§ **What to produce**
Repeat each line exactly, leaving nothing out.

§ **Extracted entries**
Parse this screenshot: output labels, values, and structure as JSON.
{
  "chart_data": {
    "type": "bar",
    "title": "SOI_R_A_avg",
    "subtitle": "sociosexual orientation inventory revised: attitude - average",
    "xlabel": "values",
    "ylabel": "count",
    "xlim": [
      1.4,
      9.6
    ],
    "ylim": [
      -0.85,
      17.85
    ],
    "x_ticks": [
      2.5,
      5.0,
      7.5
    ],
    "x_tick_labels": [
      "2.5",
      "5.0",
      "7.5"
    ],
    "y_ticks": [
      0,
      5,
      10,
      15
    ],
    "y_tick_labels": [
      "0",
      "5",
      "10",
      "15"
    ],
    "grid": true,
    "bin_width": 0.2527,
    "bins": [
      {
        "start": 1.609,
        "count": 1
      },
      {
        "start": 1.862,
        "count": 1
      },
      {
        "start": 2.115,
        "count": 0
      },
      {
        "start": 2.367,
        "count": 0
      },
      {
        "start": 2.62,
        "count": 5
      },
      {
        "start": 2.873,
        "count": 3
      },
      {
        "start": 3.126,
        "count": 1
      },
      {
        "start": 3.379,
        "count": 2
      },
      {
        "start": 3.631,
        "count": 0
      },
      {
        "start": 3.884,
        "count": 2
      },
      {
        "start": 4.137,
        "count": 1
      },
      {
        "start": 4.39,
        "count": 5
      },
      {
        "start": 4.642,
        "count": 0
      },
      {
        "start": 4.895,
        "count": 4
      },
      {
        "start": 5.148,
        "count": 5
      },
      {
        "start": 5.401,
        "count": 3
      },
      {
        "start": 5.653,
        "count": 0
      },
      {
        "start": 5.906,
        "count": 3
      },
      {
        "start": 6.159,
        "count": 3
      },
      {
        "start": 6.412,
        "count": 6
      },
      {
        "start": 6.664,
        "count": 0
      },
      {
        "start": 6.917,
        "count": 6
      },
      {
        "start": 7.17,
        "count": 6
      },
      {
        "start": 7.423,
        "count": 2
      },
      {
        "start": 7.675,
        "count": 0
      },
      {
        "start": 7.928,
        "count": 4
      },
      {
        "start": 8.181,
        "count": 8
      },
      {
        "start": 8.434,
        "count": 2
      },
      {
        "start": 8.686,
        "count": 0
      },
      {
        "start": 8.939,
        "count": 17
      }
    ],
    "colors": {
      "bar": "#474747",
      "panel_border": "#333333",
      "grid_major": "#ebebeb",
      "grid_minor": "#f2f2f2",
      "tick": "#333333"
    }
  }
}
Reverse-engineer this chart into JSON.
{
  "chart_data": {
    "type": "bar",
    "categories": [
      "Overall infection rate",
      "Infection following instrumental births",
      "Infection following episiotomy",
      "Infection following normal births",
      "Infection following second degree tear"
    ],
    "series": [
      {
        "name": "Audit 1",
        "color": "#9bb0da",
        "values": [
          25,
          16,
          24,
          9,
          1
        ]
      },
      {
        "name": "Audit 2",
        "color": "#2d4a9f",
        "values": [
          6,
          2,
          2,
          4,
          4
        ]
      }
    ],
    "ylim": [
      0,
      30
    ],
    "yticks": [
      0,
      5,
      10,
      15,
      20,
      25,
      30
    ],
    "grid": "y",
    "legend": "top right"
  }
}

§ **Response to this exercise**
Parse this screenshot: output labels, values, and structure as JSON.
{
  "chart_data": {
    "type": "bar",
    "title": "SOI_R_A_avg",
    "subtitle": "sociosexual orientation inventory revised: attitude - average",
    "xlabel": "values",
    "ylabel": "count",
    "xlim": [
      1.4,
      9.6
    ],
    "ylim": [
      -0.85,
      17.85
    ],
    "x_ticks": [
      2.5,
      5.0,
      7.5
    ],
    "x_tick_labels": [
      "2.5",
      "5.0",
      "7.5"
    ],
    "y_ticks": [
      0,
      5,
      10,
      15
    ],
    "y_tick_labels": [
      "0",
      "5",
      "10",
      "15"
    ],
    "grid": true,
    "bin_width": 0.2527,
    "bins": [
      {
        "start": 1.609,
        "count": 1
      },
      {
        "start": 1.862,
        "count": 1
      },
      {
        "start": 2.115,
        "count": 0
      },
      {
        "start": 2.367,
        "count": 0
      },
      {
        "start": 2.62,
        "count": 5
      },
      {
        "start": 2.873,
        "count": 3
      },
      {
        "start": 3.126,
        "count": 1
      },
      {
        "start": 3.379,
        "count": 2
      },
      {
        "start": 3.631,
        "count": 0
      },
      {
        "start": 3.884,
        "count": 2
      },
      {
        "start": 4.137,
        "count": 1
      },
      {
        "start": 4.39,
        "count": 5
      },
      {
        "start": 4.642,
        "count": 0
      },
      {
        "start": 4.895,
        "count": 4
      },
      {
        "start": 5.148,
        "count": 5
      },
      {
        "start": 5.401,
        "count": 3
      },
      {
        "start": 5.653,
        "count": 0
      },
      {
        "start": 5.906,
        "count": 3
      },
      {
        "start": 6.159,
        "count": 3
      },
      {
        "start": 6.412,
        "count": 6
      },
      {
        "start": 6.664,
        "count": 0
      },
      {
        "start": 6.917,
        "count": 6
      },
      {
        "start": 7.17,
        "count": 6
      },
      {
        "start": 7.423,
        "count": 2
      },
      {
        "start": 7.675,
        "count": 0
      },
      {
        "start": 7.928,
        "count": 4
      },
      {
        "start": 8.181,
        "count": 8
      },
      {
        "start": 8.434,
        "count": 2
      },
      {
        "start": 8.686,
        "count": 0
      },
      {
        "start": 8.939,
        "count": 17
      }
    ],
    "colors": {
      "bar": "#474747",
      "panel_border": "#333333",
      "grid_major": "#ebebeb",
      "grid_minor": "#f2f2f2",
      "tick": "#333333"
    }
  }
}
Reverse-engineer this chart into JSON.
{
  "chart_data": {
    "type": "bar",
    "categories": [
      "Overall infection rate",
      "Infection following instrumental births",
      "Infection following episiotomy",
      "Infection following normal births",
      "Infection following second degree tear"
    ],
    "series": [
      {
        "name": "Audit 1",
        "color": "#9bb0da",
        "values": [
          25,
          16,
          24,
          9,
          1
        ]
      },
      {
        "name": "Audit 2",
        "color": "#2d4a9f",
        "values": [
          6,
          2,
          2,
          4,
          4
        ]
      }
    ],
    "ylim": [
      0,
      30
    ],
    "yticks": [
      0,
      5,
      10,
      15,
      20,
      25,
      30
    ],
    "grid": "y",
    "legend": "top right"
  }
}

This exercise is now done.